*TASK TO CARRY OUT*
In how many lines does the string "Residue" appear? Answer with the number only.

*RECORDS SHOWN*
_ _ _ _ _ _ _
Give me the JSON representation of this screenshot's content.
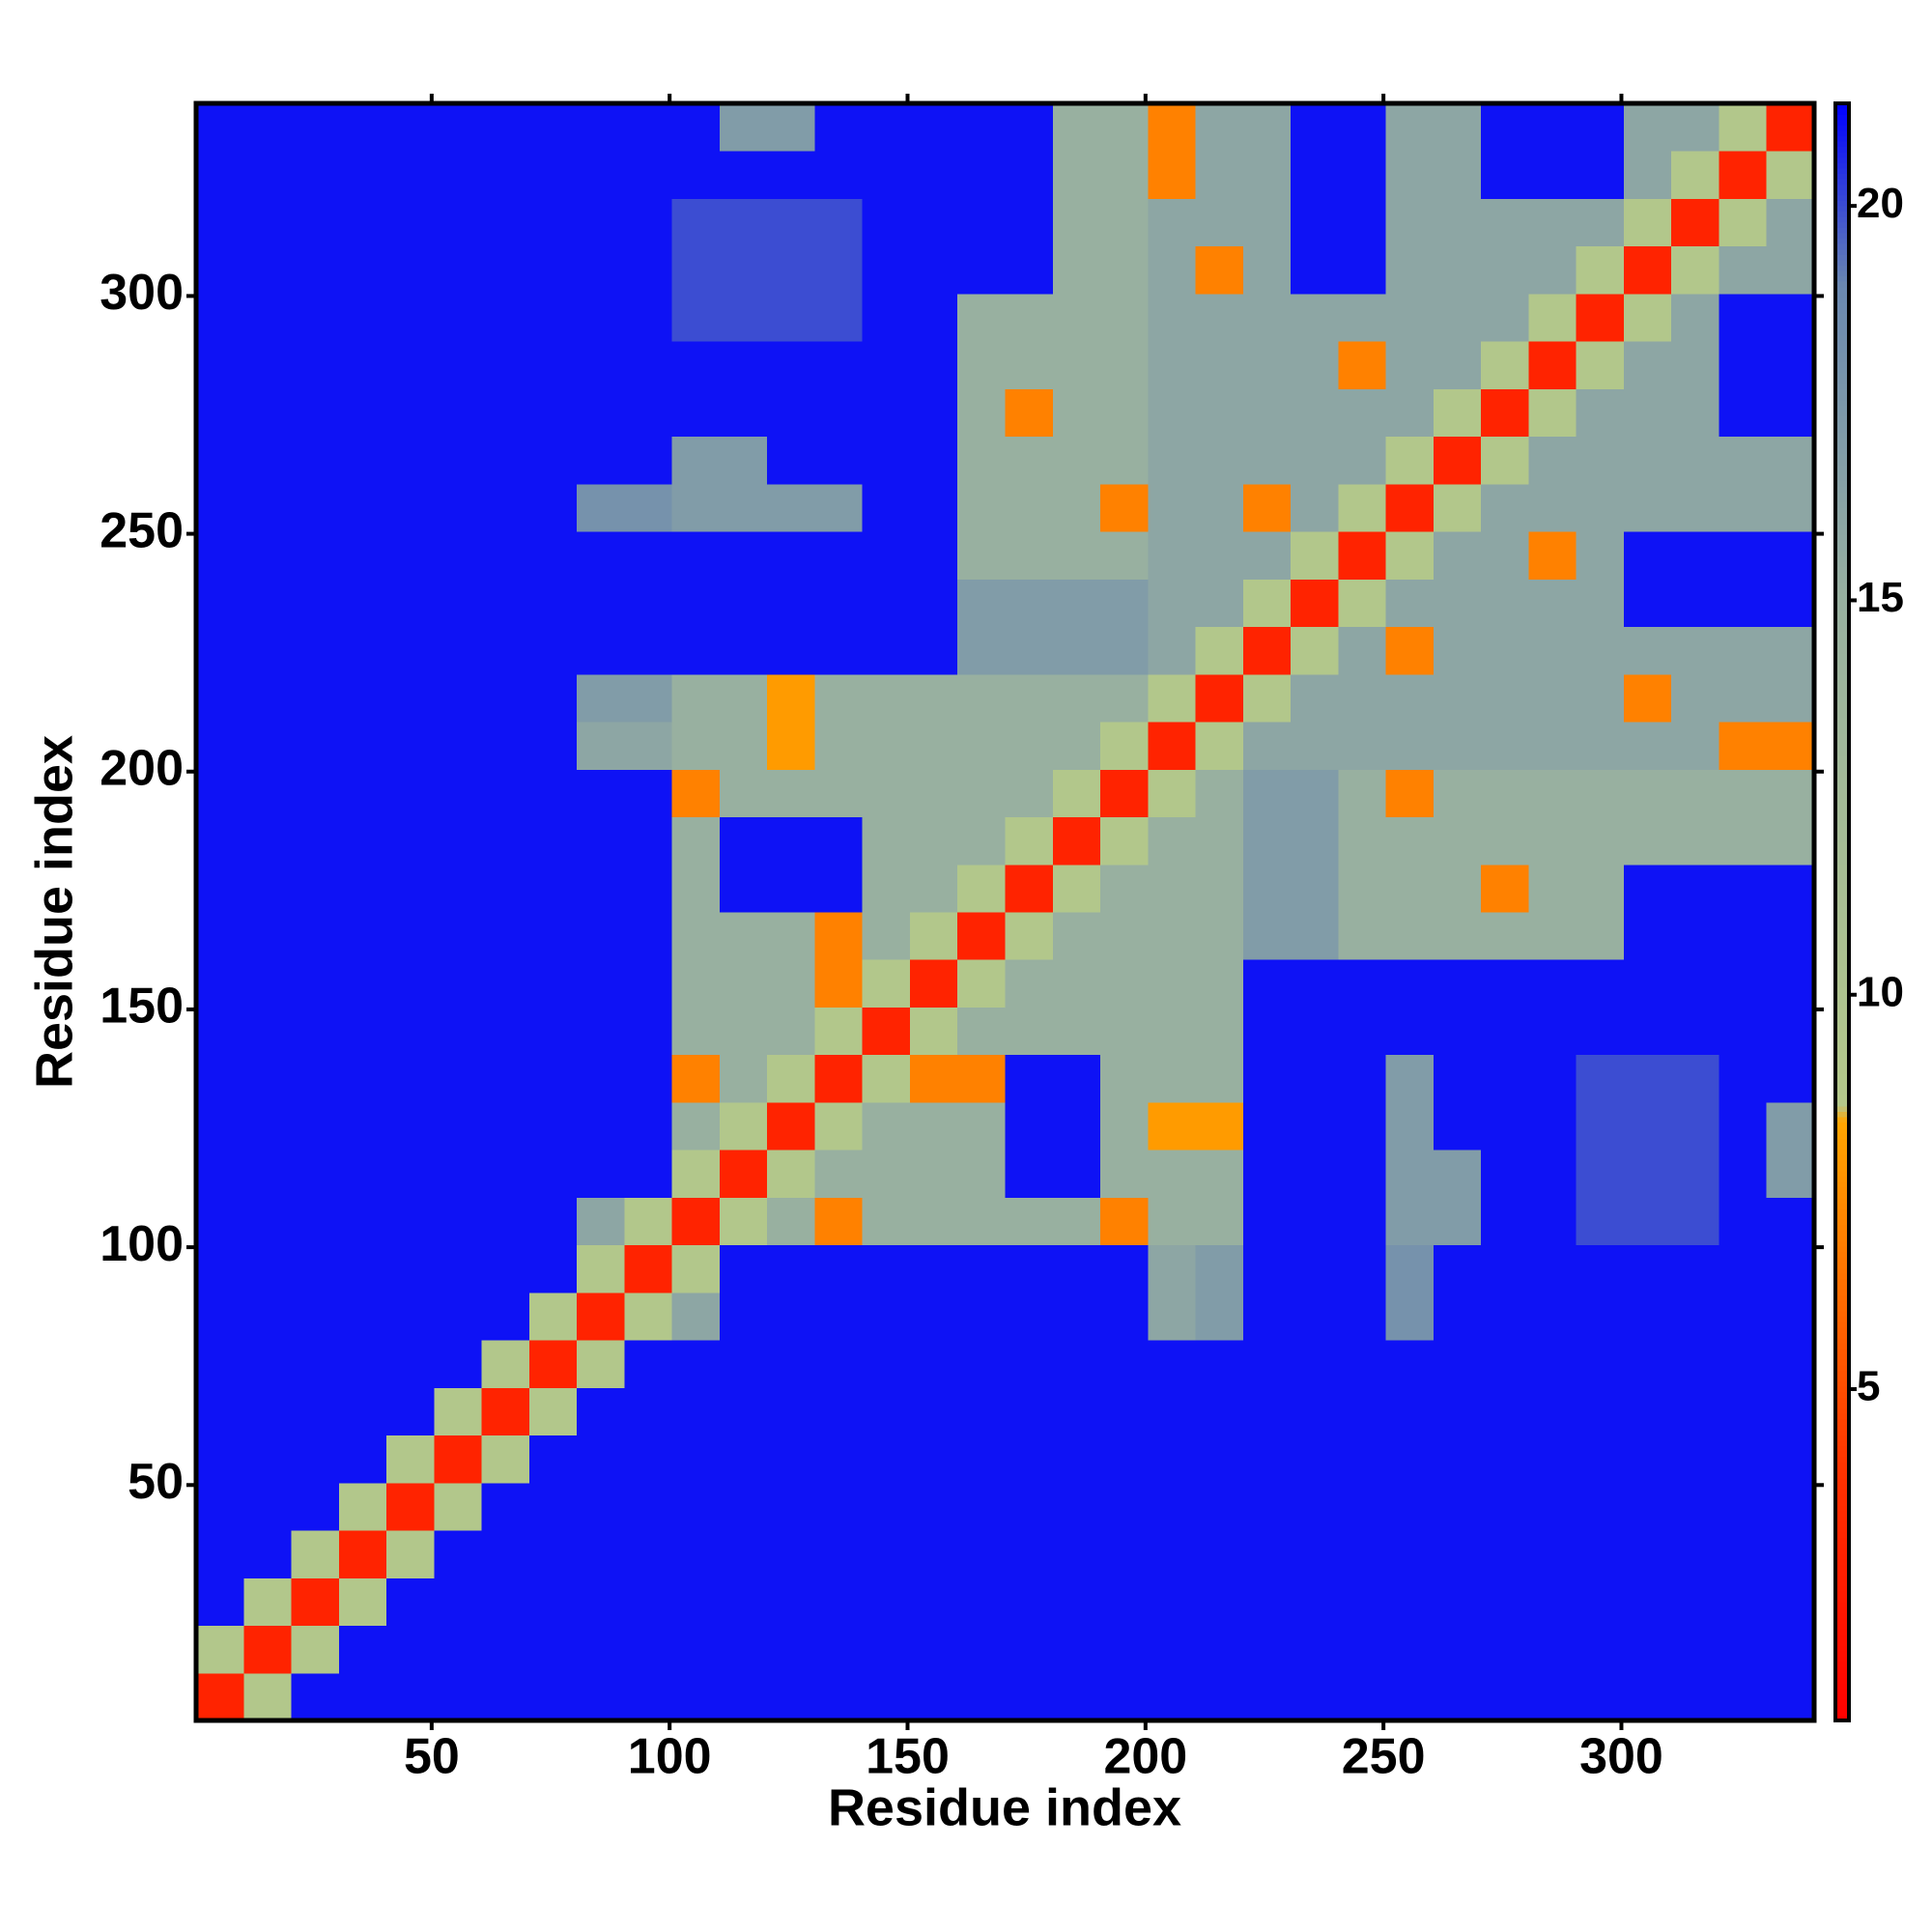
{
  "chart_data": {
    "type": "heatmap",
    "x_label": "Residue index",
    "y_label": "Residue index",
    "bins": [
      0.5,
      10.5,
      20.5,
      30.5,
      40.5,
      50.5,
      60.5,
      70.5,
      80.5,
      90.5,
      100.5,
      110.5,
      120.5,
      130.5,
      140.5,
      150.5,
      160.5,
      170.5,
      180.5,
      190.5,
      200.5,
      210.5,
      220.5,
      230.5,
      240.5,
      250.5,
      260.5,
      270.5,
      280.5,
      290.5,
      300.5,
      310.5,
      320.5,
      330.5,
      340.5
    ],
    "xlim": [
      0.5,
      340.5
    ],
    "ylim": [
      0.5,
      340.5
    ],
    "xticks": [
      50,
      100,
      150,
      200,
      250,
      300
    ],
    "yticks": [
      50,
      100,
      150,
      200,
      250,
      300
    ],
    "colorbar": {
      "lim": [
        0.8,
        21.3
      ],
      "ticks": [
        5,
        10,
        15,
        20
      ]
    },
    "colorscale": [
      [
        0.8,
        "#ff0000"
      ],
      [
        4,
        "#ff3300"
      ],
      [
        8.4,
        "#ffa500"
      ],
      [
        8.6,
        "#b4c88a"
      ],
      [
        15,
        "#98b0a0"
      ],
      [
        19,
        "#6a88b0"
      ],
      [
        21.3,
        "#0000ff"
      ]
    ],
    "z": [
      [
        3,
        9,
        21,
        21,
        21,
        21,
        21,
        21,
        21,
        21,
        21,
        21,
        21,
        21,
        21,
        21,
        21,
        21,
        21,
        21,
        21,
        21,
        21,
        21,
        21,
        21,
        21,
        21,
        21,
        21,
        21,
        21,
        21,
        21
      ],
      [
        9,
        3,
        9,
        21,
        21,
        21,
        21,
        21,
        21,
        21,
        21,
        21,
        21,
        21,
        21,
        21,
        21,
        21,
        21,
        21,
        21,
        21,
        21,
        21,
        21,
        21,
        21,
        21,
        21,
        21,
        21,
        21,
        21,
        21
      ],
      [
        21,
        9,
        3,
        9,
        21,
        21,
        21,
        21,
        21,
        21,
        21,
        21,
        21,
        21,
        21,
        21,
        21,
        21,
        21,
        21,
        21,
        21,
        21,
        21,
        21,
        21,
        21,
        21,
        21,
        21,
        21,
        21,
        21,
        21
      ],
      [
        21,
        21,
        9,
        3,
        9,
        21,
        21,
        21,
        21,
        21,
        21,
        21,
        21,
        21,
        21,
        21,
        21,
        21,
        21,
        21,
        21,
        21,
        21,
        21,
        21,
        21,
        21,
        21,
        21,
        21,
        21,
        21,
        21,
        21
      ],
      [
        21,
        21,
        21,
        9,
        3,
        9,
        21,
        21,
        21,
        21,
        21,
        21,
        21,
        21,
        21,
        21,
        21,
        21,
        21,
        21,
        21,
        21,
        21,
        21,
        21,
        21,
        21,
        21,
        21,
        21,
        21,
        21,
        21,
        21
      ],
      [
        21,
        21,
        21,
        21,
        9,
        3,
        9,
        21,
        21,
        21,
        21,
        21,
        21,
        21,
        21,
        21,
        21,
        21,
        21,
        21,
        21,
        21,
        21,
        21,
        21,
        21,
        21,
        21,
        21,
        21,
        21,
        21,
        21,
        21
      ],
      [
        21,
        21,
        21,
        21,
        21,
        9,
        3,
        9,
        21,
        21,
        21,
        21,
        21,
        21,
        21,
        21,
        21,
        21,
        21,
        21,
        21,
        21,
        21,
        21,
        21,
        21,
        21,
        21,
        21,
        21,
        21,
        21,
        21,
        21
      ],
      [
        21,
        21,
        21,
        21,
        21,
        21,
        9,
        3,
        9,
        21,
        21,
        21,
        21,
        21,
        21,
        21,
        21,
        21,
        21,
        21,
        21,
        21,
        21,
        21,
        21,
        21,
        21,
        21,
        21,
        21,
        21,
        21,
        21,
        21
      ],
      [
        21,
        21,
        21,
        21,
        21,
        21,
        21,
        9,
        3,
        9,
        16,
        21,
        21,
        21,
        21,
        21,
        21,
        21,
        21,
        21,
        16,
        17,
        21,
        21,
        21,
        18,
        21,
        21,
        21,
        21,
        21,
        21,
        21,
        21
      ],
      [
        21,
        21,
        21,
        21,
        21,
        21,
        21,
        21,
        9,
        3,
        9,
        21,
        21,
        21,
        21,
        21,
        21,
        21,
        21,
        21,
        16,
        17,
        21,
        21,
        21,
        18,
        21,
        21,
        21,
        21,
        21,
        21,
        21,
        21
      ],
      [
        21,
        21,
        21,
        21,
        21,
        21,
        21,
        21,
        16,
        9,
        3,
        9,
        15,
        7,
        15,
        15,
        15,
        15,
        15,
        7,
        15,
        15,
        21,
        21,
        21,
        17,
        17,
        21,
        21,
        20,
        20,
        20,
        21,
        21
      ],
      [
        21,
        21,
        21,
        21,
        21,
        21,
        21,
        21,
        21,
        21,
        9,
        3,
        9,
        15,
        15,
        15,
        15,
        21,
        21,
        15,
        15,
        15,
        21,
        21,
        21,
        17,
        17,
        21,
        21,
        20,
        20,
        20,
        21,
        17
      ],
      [
        21,
        21,
        21,
        21,
        21,
        21,
        21,
        21,
        21,
        21,
        15,
        9,
        3,
        9,
        15,
        15,
        15,
        21,
        21,
        15,
        8,
        8,
        21,
        21,
        21,
        17,
        21,
        21,
        21,
        20,
        20,
        20,
        21,
        17
      ],
      [
        21,
        21,
        21,
        21,
        21,
        21,
        21,
        21,
        21,
        21,
        7,
        15,
        9,
        3,
        9,
        7,
        7,
        21,
        21,
        15,
        15,
        15,
        21,
        21,
        21,
        17,
        21,
        21,
        21,
        20,
        20,
        20,
        21,
        21
      ],
      [
        21,
        21,
        21,
        21,
        21,
        21,
        21,
        21,
        21,
        21,
        15,
        15,
        15,
        9,
        3,
        9,
        15,
        15,
        15,
        15,
        15,
        15,
        21,
        21,
        21,
        21,
        21,
        21,
        21,
        21,
        21,
        21,
        21,
        21
      ],
      [
        21,
        21,
        21,
        21,
        21,
        21,
        21,
        21,
        21,
        21,
        15,
        15,
        15,
        7,
        9,
        3,
        9,
        15,
        15,
        15,
        15,
        15,
        21,
        21,
        21,
        21,
        21,
        21,
        21,
        21,
        21,
        21,
        21,
        21
      ],
      [
        21,
        21,
        21,
        21,
        21,
        21,
        21,
        21,
        21,
        21,
        15,
        15,
        15,
        7,
        15,
        9,
        3,
        9,
        15,
        15,
        15,
        15,
        17,
        17,
        15,
        15,
        15,
        15,
        15,
        15,
        21,
        21,
        21,
        21
      ],
      [
        21,
        21,
        21,
        21,
        21,
        21,
        21,
        21,
        21,
        21,
        15,
        21,
        21,
        21,
        15,
        15,
        9,
        3,
        9,
        15,
        15,
        15,
        17,
        17,
        15,
        15,
        15,
        7,
        15,
        15,
        21,
        21,
        21,
        21
      ],
      [
        21,
        21,
        21,
        21,
        21,
        21,
        21,
        21,
        21,
        21,
        15,
        21,
        21,
        21,
        15,
        15,
        15,
        9,
        3,
        9,
        15,
        15,
        17,
        17,
        15,
        15,
        15,
        15,
        15,
        15,
        15,
        15,
        15,
        15
      ],
      [
        21,
        21,
        21,
        21,
        21,
        21,
        21,
        21,
        21,
        21,
        7,
        15,
        15,
        15,
        15,
        15,
        15,
        15,
        9,
        3,
        9,
        15,
        17,
        17,
        15,
        7,
        15,
        15,
        15,
        15,
        15,
        15,
        15,
        15
      ],
      [
        21,
        21,
        21,
        21,
        21,
        21,
        21,
        21,
        16,
        16,
        15,
        15,
        8,
        15,
        15,
        15,
        15,
        15,
        15,
        9,
        3,
        9,
        16,
        16,
        16,
        16,
        16,
        16,
        16,
        16,
        16,
        16,
        7,
        7
      ],
      [
        21,
        21,
        21,
        21,
        21,
        21,
        21,
        21,
        17,
        17,
        15,
        15,
        8,
        15,
        15,
        15,
        15,
        15,
        15,
        15,
        9,
        3,
        9,
        16,
        16,
        16,
        16,
        16,
        16,
        16,
        7,
        16,
        16,
        16
      ],
      [
        21,
        21,
        21,
        21,
        21,
        21,
        21,
        21,
        21,
        21,
        21,
        21,
        21,
        21,
        21,
        21,
        17,
        17,
        17,
        17,
        16,
        9,
        3,
        9,
        16,
        7,
        16,
        16,
        16,
        16,
        16,
        16,
        16,
        16
      ],
      [
        21,
        21,
        21,
        21,
        21,
        21,
        21,
        21,
        21,
        21,
        21,
        21,
        21,
        21,
        21,
        21,
        17,
        17,
        17,
        17,
        16,
        16,
        9,
        3,
        9,
        16,
        16,
        16,
        16,
        16,
        21,
        21,
        21,
        21
      ],
      [
        21,
        21,
        21,
        21,
        21,
        21,
        21,
        21,
        21,
        21,
        21,
        21,
        21,
        21,
        21,
        21,
        15,
        15,
        15,
        15,
        16,
        16,
        16,
        9,
        3,
        9,
        16,
        16,
        7,
        16,
        21,
        21,
        21,
        21
      ],
      [
        21,
        21,
        21,
        21,
        21,
        21,
        21,
        21,
        18,
        18,
        17,
        17,
        17,
        17,
        21,
        21,
        15,
        15,
        15,
        7,
        16,
        16,
        7,
        16,
        9,
        3,
        9,
        16,
        16,
        16,
        16,
        16,
        16,
        16
      ],
      [
        21,
        21,
        21,
        21,
        21,
        21,
        21,
        21,
        21,
        21,
        17,
        17,
        21,
        21,
        21,
        21,
        15,
        15,
        15,
        15,
        16,
        16,
        16,
        16,
        16,
        9,
        3,
        9,
        16,
        16,
        16,
        16,
        16,
        16
      ],
      [
        21,
        21,
        21,
        21,
        21,
        21,
        21,
        21,
        21,
        21,
        21,
        21,
        21,
        21,
        21,
        21,
        15,
        7,
        15,
        15,
        16,
        16,
        16,
        16,
        16,
        16,
        9,
        3,
        9,
        16,
        16,
        16,
        21,
        21
      ],
      [
        21,
        21,
        21,
        21,
        21,
        21,
        21,
        21,
        21,
        21,
        21,
        21,
        21,
        21,
        21,
        21,
        15,
        15,
        15,
        15,
        16,
        16,
        16,
        16,
        7,
        16,
        16,
        9,
        3,
        9,
        16,
        16,
        21,
        21
      ],
      [
        21,
        21,
        21,
        21,
        21,
        21,
        21,
        21,
        21,
        21,
        20,
        20,
        20,
        20,
        21,
        21,
        15,
        15,
        15,
        15,
        16,
        16,
        16,
        16,
        16,
        16,
        16,
        16,
        9,
        3,
        9,
        16,
        21,
        21
      ],
      [
        21,
        21,
        21,
        21,
        21,
        21,
        21,
        21,
        21,
        21,
        20,
        20,
        20,
        20,
        21,
        21,
        21,
        21,
        15,
        15,
        16,
        7,
        16,
        21,
        21,
        16,
        16,
        16,
        16,
        9,
        3,
        9,
        16,
        16
      ],
      [
        21,
        21,
        21,
        21,
        21,
        21,
        21,
        21,
        21,
        21,
        20,
        20,
        20,
        20,
        21,
        21,
        21,
        21,
        15,
        15,
        16,
        16,
        16,
        21,
        21,
        16,
        16,
        16,
        16,
        16,
        9,
        3,
        9,
        16
      ],
      [
        21,
        21,
        21,
        21,
        21,
        21,
        21,
        21,
        21,
        21,
        21,
        21,
        21,
        21,
        21,
        21,
        21,
        21,
        15,
        15,
        7,
        16,
        16,
        21,
        21,
        16,
        16,
        21,
        21,
        21,
        16,
        9,
        3,
        9
      ],
      [
        21,
        21,
        21,
        21,
        21,
        21,
        21,
        21,
        21,
        21,
        21,
        17,
        17,
        21,
        21,
        21,
        21,
        21,
        15,
        15,
        7,
        16,
        16,
        21,
        21,
        16,
        16,
        21,
        21,
        21,
        16,
        16,
        9,
        3
      ]
    ]
  }
}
_ _ _ _ _ _ _
*ANSWER TO THIS TASK*
2